▸ Problem
Write out the data again in full, exactly as it reads.

── Given entries ──

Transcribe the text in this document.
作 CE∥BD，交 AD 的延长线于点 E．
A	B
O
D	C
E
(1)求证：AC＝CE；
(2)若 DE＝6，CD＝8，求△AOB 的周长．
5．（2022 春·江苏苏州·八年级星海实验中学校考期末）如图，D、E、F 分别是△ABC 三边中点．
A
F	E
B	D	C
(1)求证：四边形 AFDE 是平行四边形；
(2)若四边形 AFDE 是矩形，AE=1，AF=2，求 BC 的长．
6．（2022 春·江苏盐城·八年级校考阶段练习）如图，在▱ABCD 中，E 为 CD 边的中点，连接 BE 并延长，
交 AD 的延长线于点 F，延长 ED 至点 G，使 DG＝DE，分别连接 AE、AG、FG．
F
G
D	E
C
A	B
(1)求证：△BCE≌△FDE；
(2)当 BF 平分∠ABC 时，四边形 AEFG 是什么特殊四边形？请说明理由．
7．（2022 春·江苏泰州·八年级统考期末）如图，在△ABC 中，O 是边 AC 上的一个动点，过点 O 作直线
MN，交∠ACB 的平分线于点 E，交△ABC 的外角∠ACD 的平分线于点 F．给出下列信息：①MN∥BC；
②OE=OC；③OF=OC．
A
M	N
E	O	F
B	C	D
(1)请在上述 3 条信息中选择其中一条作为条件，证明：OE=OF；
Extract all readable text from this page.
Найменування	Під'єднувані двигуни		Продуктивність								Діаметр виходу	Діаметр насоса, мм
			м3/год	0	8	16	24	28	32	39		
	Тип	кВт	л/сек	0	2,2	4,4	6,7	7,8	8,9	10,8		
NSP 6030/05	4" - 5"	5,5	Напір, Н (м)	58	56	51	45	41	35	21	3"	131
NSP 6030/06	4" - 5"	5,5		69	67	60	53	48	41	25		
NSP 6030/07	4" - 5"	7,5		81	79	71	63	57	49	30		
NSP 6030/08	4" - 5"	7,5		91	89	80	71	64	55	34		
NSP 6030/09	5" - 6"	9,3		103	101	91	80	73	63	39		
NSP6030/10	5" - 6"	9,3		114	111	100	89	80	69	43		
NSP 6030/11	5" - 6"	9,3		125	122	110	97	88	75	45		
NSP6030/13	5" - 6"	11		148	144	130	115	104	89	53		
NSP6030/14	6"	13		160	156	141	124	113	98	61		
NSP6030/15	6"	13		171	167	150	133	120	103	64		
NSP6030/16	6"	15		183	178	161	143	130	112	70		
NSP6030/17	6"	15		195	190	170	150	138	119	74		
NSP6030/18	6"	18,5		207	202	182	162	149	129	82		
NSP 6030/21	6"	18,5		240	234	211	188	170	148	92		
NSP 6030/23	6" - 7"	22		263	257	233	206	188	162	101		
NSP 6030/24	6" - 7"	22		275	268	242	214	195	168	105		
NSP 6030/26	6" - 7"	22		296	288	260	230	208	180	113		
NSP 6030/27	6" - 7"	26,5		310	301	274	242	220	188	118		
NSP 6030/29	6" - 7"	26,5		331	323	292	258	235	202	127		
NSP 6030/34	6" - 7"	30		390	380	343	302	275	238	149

───

▸ Full output
Transcribe the text in this document.
作 CE∥BD，交 AD 的延长线于点 E．
A	B
O
D	C
E
(1)求证：AC＝CE；
(2)若 DE＝6，CD＝8，求△AOB 的周长．
5．（2022 春·江苏苏州·八年级星海实验中学校考期末）如图，D、E、F 分别是△ABC 三边中点．
A
F	E
B	D	C
(1)求证：四边形 AFDE 是平行四边形；
(2)若四边形 AFDE 是矩形，AE=1，AF=2，求 BC 的长．
6．（2022 春·江苏盐城·八年级校考阶段练习）如图，在▱ABCD 中，E 为 CD 边的中点，连接 BE 并延长，
交 AD 的延长线于点 F，延长 ED 至点 G，使 DG＝DE，分别连接 AE、AG、FG．
F
G
D	E
C
A	B
(1)求证：△BCE≌△FDE；
(2)当 BF 平分∠ABC 时，四边形 AEFG 是什么特殊四边形？请说明理由．
7．（2022 春·江苏泰州·八年级统考期末）如图，在△ABC 中，O 是边 AC 上的一个动点，过点 O 作直线
MN，交∠ACB 的平分线于点 E，交△ABC 的外角∠ACD 的平分线于点 F．给出下列信息：①MN∥BC；
②OE=OC；③OF=OC．
A
M	N
E	O	F
B	C	D
(1)请在上述 3 条信息中选择其中一条作为条件，证明：OE=OF；
Extract all readable text from this page.
Найменування	Під'єднувані двигуни		Продуктивність								Діаметр виходу	Діаметр насоса, мм
			м3/год	0	8	16	24	28	32	39		
	Тип	кВт	л/сек	0	2,2	4,4	6,7	7,8	8,9	10,8		
NSP 6030/05	4" - 5"	5,5	Напір, Н (м)	58	56	51	45	41	35	21	3"	131
NSP 6030/06	4" - 5"	5,5		69	67	60	53	48	41	25		
NSP 6030/07	4" - 5"	7,5		81	79	71	63	57	49	30		
NSP 6030/08	4" - 5"	7,5		91	89	80	71	64	55	34		
NSP 6030/09	5" - 6"	9,3		103	101	91	80	73	63	39		
NSP6030/10	5" - 6"	9,3		114	111	100	89	80	69	43		
NSP 6030/11	5" - 6"	9,3		125	122	110	97	88	75	45		
NSP6030/13	5" - 6"	11		148	144	130	115	104	89	53		
NSP6030/14	6"	13		160	156	141	124	113	98	61		
NSP6030/15	6"	13		171	167	150	133	120	103	64		
NSP6030/16	6"	15		183	178	161	143	130	112	70		
NSP6030/17	6"	15		195	190	170	150	138	119	74		
NSP6030/18	6"	18,5		207	202	182	162	149	129	82		
NSP 6030/21	6"	18,5		240	234	211	188	170	148	92		
NSP 6030/23	6" - 7"	22		263	257	233	206	188	162	101		
NSP 6030/24	6" - 7"	22		275	268	242	214	195	168	105		
NSP 6030/26	6" - 7"	22		296	288	260	230	208	180	113		
NSP 6030/27	6" - 7"	26,5		310	301	274	242	220	188	118		
NSP 6030/29	6" - 7"	26,5		331	323	292	258	235	202	127		
NSP 6030/34	6" - 7"	30		390	380	343	302	275	238	149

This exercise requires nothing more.